What you will do ▸ Copy out each line of the data that holds the word "Send".

Exercise input ▸
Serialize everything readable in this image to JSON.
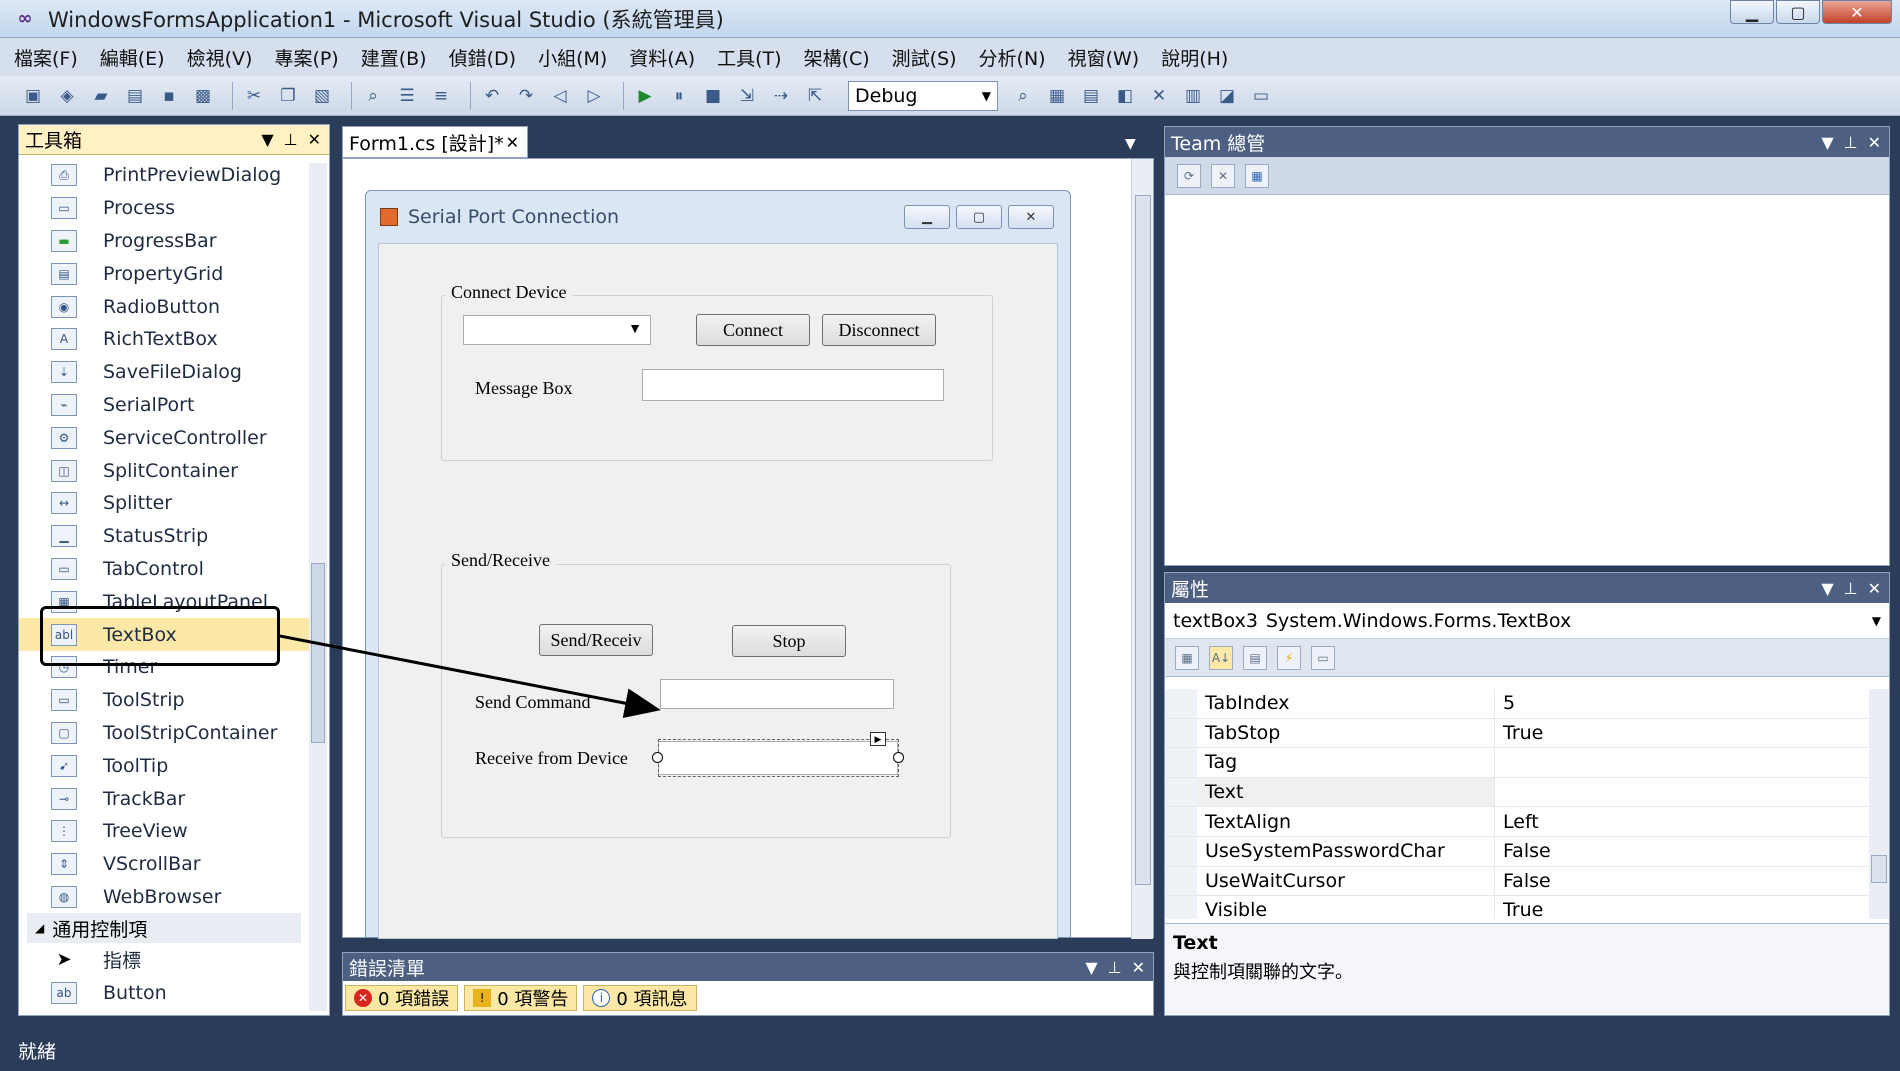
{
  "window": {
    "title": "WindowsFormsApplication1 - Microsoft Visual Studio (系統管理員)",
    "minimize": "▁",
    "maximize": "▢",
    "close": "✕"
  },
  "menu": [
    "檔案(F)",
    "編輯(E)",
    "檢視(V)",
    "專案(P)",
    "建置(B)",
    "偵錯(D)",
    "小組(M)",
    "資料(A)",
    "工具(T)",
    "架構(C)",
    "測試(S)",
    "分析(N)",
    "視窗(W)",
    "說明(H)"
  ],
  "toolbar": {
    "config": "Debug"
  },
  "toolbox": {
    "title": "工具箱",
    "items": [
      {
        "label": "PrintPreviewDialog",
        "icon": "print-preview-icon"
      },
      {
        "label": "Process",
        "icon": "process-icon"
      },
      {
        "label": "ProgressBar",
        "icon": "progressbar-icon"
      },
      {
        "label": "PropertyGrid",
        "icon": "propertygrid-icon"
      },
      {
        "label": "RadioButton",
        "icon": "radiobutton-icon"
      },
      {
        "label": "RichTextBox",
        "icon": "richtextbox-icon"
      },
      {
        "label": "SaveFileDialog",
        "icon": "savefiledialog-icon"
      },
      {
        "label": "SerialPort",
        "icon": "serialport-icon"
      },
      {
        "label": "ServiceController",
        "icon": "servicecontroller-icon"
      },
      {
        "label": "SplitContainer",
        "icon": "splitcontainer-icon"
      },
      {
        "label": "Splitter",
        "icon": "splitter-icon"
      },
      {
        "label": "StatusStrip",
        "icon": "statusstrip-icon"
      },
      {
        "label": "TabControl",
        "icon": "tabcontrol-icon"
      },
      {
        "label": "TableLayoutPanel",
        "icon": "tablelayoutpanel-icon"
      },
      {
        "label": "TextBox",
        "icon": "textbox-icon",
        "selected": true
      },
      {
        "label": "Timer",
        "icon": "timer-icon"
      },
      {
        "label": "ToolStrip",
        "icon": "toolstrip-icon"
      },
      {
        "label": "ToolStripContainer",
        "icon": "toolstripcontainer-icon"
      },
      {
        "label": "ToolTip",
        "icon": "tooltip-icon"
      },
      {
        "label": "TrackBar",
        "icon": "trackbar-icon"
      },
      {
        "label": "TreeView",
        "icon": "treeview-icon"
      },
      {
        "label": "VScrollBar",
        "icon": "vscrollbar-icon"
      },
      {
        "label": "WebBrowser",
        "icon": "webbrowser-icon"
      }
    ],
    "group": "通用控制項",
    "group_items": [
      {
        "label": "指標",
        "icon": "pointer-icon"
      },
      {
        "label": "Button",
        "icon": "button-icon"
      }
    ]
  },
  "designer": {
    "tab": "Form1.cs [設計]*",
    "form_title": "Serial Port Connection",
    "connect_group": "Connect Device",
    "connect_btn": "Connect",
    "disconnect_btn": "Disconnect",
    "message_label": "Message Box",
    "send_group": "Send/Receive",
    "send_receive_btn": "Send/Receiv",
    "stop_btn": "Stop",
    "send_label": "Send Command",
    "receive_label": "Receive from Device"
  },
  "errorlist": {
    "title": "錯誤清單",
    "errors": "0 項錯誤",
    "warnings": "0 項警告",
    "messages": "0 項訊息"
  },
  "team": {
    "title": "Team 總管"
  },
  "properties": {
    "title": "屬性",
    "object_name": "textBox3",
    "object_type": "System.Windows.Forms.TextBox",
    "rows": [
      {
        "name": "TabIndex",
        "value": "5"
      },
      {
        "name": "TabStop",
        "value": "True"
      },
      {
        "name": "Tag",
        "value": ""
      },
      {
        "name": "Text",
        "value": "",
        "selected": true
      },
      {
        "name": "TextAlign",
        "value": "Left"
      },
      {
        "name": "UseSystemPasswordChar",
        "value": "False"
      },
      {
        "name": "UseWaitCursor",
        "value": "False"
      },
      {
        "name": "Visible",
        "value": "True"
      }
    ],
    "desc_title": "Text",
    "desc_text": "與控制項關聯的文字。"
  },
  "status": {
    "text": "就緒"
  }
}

* * *

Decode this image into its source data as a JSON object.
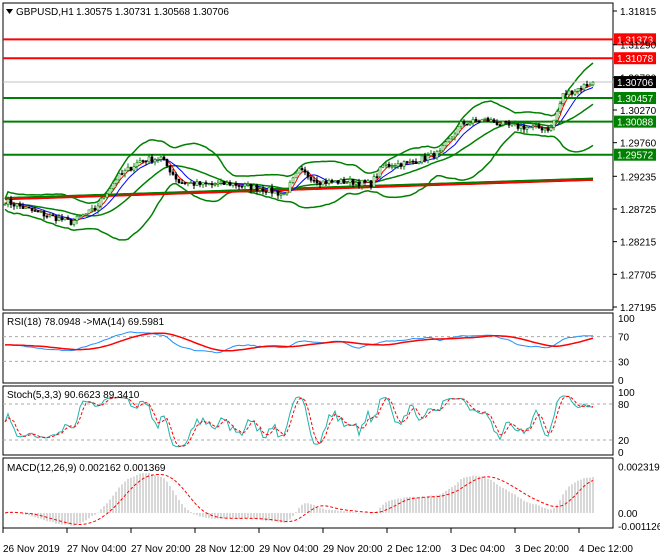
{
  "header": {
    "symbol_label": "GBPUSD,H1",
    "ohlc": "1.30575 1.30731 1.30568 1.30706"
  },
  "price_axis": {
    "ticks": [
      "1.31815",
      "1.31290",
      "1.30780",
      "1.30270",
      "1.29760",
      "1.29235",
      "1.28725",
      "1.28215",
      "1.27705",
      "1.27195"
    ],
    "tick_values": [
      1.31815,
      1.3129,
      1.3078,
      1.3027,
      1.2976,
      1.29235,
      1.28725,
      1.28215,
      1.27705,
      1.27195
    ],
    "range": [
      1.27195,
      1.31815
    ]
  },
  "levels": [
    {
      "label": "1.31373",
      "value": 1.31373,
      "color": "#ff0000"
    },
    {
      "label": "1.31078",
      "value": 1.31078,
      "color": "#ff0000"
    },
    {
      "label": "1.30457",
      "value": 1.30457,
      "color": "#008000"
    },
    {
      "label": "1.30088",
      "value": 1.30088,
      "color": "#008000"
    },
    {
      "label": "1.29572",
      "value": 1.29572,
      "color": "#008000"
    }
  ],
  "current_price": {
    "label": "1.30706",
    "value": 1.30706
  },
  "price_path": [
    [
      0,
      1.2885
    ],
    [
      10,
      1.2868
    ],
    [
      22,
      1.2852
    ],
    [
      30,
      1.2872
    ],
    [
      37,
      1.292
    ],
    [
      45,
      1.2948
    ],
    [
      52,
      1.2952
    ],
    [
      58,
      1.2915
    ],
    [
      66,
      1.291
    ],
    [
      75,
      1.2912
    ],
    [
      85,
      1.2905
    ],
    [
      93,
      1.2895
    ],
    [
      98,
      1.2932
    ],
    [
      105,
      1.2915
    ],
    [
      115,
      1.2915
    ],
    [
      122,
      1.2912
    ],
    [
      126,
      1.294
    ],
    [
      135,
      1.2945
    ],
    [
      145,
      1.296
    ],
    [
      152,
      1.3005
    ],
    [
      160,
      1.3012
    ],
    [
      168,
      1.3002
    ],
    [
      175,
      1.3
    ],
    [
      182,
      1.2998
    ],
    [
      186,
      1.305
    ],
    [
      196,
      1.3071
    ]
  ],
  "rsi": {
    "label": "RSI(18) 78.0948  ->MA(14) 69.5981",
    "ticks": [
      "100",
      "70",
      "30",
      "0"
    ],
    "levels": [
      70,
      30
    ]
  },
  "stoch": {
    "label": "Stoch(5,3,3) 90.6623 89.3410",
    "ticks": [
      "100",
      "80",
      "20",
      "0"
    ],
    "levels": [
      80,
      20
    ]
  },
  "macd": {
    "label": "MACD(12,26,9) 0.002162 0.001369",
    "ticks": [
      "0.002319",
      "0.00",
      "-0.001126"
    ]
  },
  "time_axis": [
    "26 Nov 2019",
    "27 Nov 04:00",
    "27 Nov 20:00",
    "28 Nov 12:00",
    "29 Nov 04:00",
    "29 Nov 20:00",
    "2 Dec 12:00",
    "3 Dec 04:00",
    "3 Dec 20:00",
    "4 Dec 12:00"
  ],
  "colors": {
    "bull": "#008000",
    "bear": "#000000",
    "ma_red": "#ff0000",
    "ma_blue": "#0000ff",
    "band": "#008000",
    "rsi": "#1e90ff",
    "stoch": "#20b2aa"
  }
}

Response ▸
    "send_group": "Send/Receive",
    "send_receive_btn": "Send/Receiv",
    "send_label": "Send Command",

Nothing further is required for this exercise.